-- Begin DATA ROWS --
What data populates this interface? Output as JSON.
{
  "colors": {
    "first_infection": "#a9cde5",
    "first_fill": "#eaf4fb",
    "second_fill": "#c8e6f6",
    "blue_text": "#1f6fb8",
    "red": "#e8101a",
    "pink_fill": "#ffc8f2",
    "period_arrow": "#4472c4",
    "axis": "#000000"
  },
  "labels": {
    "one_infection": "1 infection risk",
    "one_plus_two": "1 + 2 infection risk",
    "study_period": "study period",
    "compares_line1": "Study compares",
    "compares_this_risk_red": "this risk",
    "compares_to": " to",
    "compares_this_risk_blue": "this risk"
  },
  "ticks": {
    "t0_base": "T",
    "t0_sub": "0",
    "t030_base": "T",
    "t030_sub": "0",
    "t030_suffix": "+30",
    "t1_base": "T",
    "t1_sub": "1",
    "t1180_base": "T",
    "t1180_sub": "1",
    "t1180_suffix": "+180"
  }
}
-- End DATA ROWS --
WORK REQUIRED: Set out every line from the material that contains the string "this".

RESULT OF THE TASK:
What data populates this interface? Output as JSON.
    "compares_this_risk_red": "this risk",
    "compares_this_risk_blue": "this risk"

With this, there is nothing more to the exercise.